REQUEST:
Present the records between the lines holding "row-rule: #?#.table-row.my-1:has(> small" and "help-icon[interactable]: ? [466, 533, 478, 545]", inclusive, as a numbered list, omitting any blank lines.

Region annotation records
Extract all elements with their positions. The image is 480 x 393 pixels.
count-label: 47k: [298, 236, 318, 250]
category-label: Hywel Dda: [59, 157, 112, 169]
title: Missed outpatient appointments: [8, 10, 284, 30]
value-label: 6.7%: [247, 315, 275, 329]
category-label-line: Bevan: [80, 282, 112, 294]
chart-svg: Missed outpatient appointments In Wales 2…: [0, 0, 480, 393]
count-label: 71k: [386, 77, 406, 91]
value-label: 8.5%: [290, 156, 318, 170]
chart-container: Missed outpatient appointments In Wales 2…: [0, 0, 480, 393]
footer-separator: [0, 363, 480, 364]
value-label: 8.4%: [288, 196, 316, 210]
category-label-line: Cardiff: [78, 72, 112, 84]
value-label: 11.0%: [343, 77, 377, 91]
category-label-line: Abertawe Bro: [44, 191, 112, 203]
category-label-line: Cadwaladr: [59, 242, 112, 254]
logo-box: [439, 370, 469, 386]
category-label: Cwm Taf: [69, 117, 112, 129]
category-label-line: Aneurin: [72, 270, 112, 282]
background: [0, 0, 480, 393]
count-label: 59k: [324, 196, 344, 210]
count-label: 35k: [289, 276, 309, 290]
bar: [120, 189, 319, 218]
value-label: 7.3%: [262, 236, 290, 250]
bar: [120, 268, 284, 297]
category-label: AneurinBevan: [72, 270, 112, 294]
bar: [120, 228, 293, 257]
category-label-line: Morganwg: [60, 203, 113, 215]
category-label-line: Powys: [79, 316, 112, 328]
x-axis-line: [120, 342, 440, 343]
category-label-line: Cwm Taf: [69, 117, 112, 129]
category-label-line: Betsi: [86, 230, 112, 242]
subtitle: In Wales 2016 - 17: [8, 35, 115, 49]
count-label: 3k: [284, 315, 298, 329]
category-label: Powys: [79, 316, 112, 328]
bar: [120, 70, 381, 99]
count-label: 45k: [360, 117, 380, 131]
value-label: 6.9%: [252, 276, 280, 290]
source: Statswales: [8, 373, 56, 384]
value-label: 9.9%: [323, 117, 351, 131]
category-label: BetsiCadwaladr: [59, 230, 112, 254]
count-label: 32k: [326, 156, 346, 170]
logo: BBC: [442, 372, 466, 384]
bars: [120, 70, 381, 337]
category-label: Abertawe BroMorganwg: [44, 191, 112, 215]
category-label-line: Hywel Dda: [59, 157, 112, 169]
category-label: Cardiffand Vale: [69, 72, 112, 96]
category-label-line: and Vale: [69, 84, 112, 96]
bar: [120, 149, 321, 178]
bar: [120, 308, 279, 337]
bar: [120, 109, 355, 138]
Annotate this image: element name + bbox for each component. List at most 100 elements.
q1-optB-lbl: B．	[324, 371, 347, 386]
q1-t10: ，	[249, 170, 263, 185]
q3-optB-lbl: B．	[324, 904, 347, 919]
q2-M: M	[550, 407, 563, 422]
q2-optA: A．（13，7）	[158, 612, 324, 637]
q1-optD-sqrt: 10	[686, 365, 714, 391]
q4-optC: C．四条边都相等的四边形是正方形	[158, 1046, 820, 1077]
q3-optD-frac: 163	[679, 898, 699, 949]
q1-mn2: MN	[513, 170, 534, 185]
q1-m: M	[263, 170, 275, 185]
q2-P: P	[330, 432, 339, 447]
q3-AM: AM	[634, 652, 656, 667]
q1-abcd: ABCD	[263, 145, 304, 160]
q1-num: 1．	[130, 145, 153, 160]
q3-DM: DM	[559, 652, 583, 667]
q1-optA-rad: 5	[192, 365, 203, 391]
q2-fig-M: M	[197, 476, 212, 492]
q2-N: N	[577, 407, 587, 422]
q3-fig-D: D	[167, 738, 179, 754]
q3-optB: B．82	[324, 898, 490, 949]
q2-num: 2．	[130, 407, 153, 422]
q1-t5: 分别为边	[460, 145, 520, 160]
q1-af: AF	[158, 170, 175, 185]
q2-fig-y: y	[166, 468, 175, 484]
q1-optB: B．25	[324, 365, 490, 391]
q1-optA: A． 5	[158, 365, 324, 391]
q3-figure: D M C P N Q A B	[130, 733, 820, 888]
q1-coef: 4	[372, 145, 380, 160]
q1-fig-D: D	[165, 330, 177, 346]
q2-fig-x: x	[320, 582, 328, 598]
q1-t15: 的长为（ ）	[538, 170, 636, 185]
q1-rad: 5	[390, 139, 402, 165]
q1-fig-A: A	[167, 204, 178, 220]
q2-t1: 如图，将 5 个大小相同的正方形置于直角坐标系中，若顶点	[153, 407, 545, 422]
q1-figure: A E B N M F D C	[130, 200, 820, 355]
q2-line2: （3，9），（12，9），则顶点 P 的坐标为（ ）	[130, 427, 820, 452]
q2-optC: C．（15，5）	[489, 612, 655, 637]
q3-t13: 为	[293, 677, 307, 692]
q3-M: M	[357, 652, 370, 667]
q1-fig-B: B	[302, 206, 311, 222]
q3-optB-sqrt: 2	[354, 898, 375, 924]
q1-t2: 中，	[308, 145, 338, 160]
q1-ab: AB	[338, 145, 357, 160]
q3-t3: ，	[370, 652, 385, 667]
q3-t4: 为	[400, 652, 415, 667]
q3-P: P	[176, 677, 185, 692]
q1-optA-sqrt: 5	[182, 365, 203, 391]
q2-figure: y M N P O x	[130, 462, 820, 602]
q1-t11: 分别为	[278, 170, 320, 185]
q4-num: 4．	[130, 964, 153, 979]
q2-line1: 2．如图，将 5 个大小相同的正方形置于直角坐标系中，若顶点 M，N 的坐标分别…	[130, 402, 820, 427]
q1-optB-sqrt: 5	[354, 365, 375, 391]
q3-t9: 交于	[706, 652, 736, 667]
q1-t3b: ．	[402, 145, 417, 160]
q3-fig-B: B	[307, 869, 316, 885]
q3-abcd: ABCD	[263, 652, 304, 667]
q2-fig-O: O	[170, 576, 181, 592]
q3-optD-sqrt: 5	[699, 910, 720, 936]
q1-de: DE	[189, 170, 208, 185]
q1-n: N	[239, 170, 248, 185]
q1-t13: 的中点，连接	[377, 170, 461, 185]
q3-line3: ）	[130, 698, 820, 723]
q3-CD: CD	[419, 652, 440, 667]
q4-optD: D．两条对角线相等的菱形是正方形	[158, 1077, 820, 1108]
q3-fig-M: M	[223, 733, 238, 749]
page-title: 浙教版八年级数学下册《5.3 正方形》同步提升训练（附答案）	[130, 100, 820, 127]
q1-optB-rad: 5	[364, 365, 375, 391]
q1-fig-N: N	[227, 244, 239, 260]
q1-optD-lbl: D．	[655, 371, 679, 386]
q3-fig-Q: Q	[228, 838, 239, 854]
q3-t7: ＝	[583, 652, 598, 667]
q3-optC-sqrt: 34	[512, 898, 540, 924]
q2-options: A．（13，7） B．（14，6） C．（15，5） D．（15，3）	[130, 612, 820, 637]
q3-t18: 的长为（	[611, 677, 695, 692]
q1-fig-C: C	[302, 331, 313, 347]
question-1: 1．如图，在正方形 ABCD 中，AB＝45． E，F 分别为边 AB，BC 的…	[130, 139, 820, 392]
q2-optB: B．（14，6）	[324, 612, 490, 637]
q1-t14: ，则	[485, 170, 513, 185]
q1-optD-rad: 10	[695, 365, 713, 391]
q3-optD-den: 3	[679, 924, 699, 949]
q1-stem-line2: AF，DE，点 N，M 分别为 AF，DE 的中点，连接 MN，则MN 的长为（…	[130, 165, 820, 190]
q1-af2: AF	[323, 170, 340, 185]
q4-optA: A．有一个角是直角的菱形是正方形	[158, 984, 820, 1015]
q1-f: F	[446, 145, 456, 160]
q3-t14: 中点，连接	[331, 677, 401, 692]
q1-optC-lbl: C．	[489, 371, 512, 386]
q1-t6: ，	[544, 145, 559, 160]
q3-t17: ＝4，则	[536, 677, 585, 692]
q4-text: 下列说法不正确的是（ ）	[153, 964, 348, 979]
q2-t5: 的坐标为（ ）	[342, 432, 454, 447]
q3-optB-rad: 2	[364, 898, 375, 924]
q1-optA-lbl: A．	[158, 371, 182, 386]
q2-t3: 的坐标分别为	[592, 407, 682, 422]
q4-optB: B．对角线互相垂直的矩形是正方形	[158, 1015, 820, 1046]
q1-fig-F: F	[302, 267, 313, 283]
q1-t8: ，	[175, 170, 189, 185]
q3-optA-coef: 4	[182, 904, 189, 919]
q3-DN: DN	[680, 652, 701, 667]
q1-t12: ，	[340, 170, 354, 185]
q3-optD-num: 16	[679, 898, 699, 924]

---

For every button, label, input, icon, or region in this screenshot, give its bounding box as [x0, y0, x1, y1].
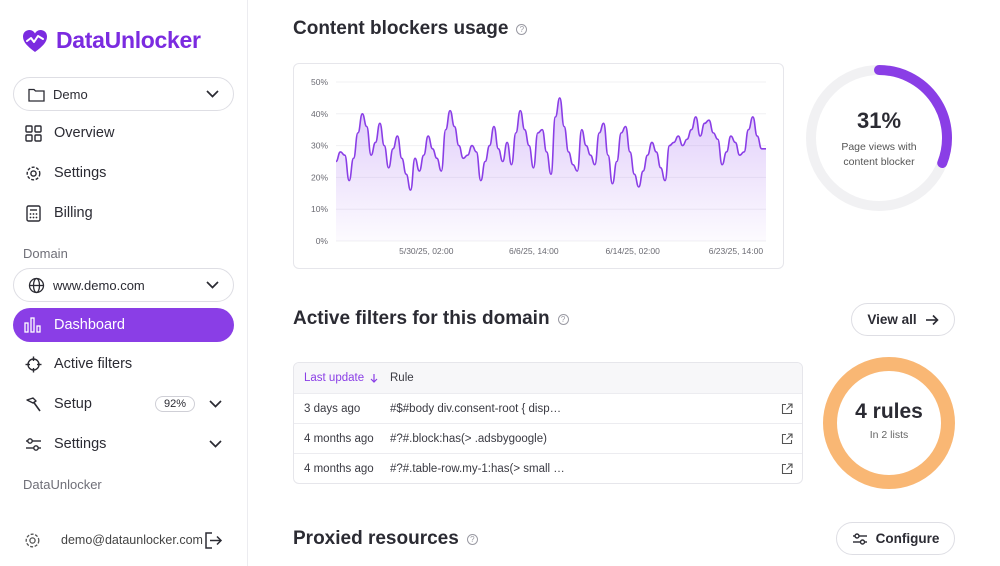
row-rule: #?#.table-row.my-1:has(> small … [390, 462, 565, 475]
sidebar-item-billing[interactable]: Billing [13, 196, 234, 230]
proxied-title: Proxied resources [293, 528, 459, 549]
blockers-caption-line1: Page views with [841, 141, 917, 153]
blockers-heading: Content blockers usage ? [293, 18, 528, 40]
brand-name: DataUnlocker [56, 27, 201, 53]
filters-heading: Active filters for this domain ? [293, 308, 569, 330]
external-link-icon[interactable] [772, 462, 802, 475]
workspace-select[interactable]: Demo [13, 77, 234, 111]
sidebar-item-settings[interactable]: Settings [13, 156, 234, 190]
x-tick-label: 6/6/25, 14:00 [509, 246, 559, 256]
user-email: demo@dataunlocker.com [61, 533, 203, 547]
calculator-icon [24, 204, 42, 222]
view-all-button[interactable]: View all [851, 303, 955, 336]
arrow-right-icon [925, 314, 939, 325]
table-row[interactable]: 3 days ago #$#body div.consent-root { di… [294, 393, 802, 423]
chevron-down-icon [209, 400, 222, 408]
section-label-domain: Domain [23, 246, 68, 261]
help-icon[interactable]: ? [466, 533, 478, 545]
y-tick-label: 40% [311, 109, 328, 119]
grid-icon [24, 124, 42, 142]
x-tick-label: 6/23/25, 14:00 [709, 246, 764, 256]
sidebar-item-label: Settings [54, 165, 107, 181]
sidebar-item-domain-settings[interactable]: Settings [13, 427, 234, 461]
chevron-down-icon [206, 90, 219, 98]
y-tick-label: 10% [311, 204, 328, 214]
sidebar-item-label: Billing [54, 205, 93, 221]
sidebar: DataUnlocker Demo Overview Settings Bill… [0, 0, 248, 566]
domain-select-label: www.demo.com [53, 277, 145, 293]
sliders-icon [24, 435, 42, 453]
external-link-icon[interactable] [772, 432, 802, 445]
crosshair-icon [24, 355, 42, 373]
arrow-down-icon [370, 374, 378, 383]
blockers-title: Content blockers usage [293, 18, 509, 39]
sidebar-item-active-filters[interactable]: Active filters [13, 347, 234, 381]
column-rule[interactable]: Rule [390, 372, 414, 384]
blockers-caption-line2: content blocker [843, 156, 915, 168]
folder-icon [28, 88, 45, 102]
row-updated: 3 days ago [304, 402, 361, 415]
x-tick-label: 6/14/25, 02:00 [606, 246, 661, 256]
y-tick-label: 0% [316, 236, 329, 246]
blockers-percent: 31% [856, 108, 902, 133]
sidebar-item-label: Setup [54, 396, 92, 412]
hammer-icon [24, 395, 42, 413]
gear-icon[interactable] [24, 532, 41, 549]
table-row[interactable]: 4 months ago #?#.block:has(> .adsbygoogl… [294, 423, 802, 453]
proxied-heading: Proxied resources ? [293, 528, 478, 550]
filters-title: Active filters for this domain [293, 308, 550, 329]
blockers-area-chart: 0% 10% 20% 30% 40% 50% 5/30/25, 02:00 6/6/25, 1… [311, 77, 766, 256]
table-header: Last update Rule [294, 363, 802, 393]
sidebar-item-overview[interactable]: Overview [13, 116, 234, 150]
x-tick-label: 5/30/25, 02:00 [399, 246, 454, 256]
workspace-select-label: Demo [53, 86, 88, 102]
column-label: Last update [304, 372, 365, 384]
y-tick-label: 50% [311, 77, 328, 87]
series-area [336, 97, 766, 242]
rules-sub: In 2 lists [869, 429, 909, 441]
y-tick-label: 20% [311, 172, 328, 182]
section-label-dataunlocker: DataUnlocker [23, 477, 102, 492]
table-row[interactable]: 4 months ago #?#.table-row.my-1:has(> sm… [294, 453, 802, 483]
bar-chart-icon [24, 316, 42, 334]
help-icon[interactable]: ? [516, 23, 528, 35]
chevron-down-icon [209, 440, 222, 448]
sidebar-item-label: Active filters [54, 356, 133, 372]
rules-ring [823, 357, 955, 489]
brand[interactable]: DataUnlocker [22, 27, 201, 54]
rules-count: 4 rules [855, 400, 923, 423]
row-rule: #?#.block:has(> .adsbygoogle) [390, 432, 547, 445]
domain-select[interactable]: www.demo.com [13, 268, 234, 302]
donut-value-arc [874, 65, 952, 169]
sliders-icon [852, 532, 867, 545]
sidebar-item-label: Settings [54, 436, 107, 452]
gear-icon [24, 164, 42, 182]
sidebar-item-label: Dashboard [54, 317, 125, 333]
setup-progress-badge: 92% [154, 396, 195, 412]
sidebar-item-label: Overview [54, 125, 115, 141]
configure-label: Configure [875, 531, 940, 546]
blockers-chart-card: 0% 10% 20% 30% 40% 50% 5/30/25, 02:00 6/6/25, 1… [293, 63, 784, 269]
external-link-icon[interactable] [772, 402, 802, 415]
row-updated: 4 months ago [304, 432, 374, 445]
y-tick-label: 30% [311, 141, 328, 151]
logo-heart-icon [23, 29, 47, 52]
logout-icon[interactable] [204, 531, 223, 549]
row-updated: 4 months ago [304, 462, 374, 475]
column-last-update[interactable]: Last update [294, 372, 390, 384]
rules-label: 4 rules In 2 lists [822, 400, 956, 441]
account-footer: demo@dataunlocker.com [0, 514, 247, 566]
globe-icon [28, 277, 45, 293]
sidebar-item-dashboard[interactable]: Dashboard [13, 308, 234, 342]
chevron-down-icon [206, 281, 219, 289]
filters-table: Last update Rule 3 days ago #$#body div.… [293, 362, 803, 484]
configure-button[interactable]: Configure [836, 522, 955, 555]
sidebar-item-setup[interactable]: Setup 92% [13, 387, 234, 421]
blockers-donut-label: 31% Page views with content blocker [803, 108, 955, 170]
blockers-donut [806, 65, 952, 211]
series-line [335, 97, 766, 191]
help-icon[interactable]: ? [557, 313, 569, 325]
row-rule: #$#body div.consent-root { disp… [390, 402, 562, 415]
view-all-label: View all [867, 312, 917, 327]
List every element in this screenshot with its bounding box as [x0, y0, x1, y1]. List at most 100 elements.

RESULT OF THIS TASK:
1. row-rule: #?#.table-row.my-1:has(> small … [390, 462, 565, 475]
2. sidebar-item-billing[interactable]: Billing [13, 196, 234, 230]
3. proxied-title: Proxied resources [293, 528, 459, 549]
4. blockers-caption-line1: Page views with [841, 141, 917, 153]
5. blockers-heading: Content blockers usage ? [293, 18, 528, 40]
6. brand-name: DataUnlocker [56, 27, 201, 53]
7. filters-heading: Active filters for this domain ? [293, 308, 569, 330]
8. external-link-icon[interactable] [772, 462, 802, 475]
9. workspace-select[interactable]: Demo [13, 77, 234, 111]
10. sidebar-item-settings[interactable]: Settings [13, 156, 234, 190]
11. x-tick-label: 6/6/25, 14:00 [509, 246, 559, 256]
12. user-email: demo@dataunlocker.com [61, 533, 203, 547]
13. calculator-icon [24, 204, 42, 222]
14. view-all-button[interactable]: View all [851, 303, 955, 336]
15. arrow-right-icon [925, 314, 939, 325]
16. table-row[interactable]: 3 days ago #$#body div.consent-root { di… [294, 393, 802, 423]
17. chevron-down-icon [209, 400, 222, 408]
18. section-label-domain: Domain [23, 246, 68, 261]
19. help-icon[interactable]: ? [466, 533, 478, 545]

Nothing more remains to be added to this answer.